::: Data for this task

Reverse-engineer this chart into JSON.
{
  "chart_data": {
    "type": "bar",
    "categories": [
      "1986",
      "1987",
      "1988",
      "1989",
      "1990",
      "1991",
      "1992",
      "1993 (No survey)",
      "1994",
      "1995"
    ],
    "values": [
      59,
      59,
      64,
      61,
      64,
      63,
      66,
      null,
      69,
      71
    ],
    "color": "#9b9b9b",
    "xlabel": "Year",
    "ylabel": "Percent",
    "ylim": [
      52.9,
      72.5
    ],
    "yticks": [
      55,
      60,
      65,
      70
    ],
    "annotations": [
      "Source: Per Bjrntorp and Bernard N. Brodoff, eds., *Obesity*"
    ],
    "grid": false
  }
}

::::::

**What the task requires:** Produce a verbatim transcription of the entries above.

**Task answer:**
Reverse-engineer this chart into JSON.
{
  "chart_data": {
    "type": "bar",
    "categories": [
      "1986",
      "1987",
      "1988",
      "1989",
      "1990",
      "1991",
      "1992",
      "1993 (No survey)",
      "1994",
      "1995"
    ],
    "values": [
      59,
      59,
      64,
      61,
      64,
      63,
      66,
      null,
      69,
      71
    ],
    "color": "#9b9b9b",
    "xlabel": "Year",
    "ylabel": "Percent",
    "ylim": [
      52.9,
      72.5
    ],
    "yticks": [
      55,
      60,
      65,
      70
    ],
    "annotations": [
      "Source: Per Bjrntorp and Bernard N. Brodoff, eds., *Obesity*"
    ],
    "grid": false
  }
}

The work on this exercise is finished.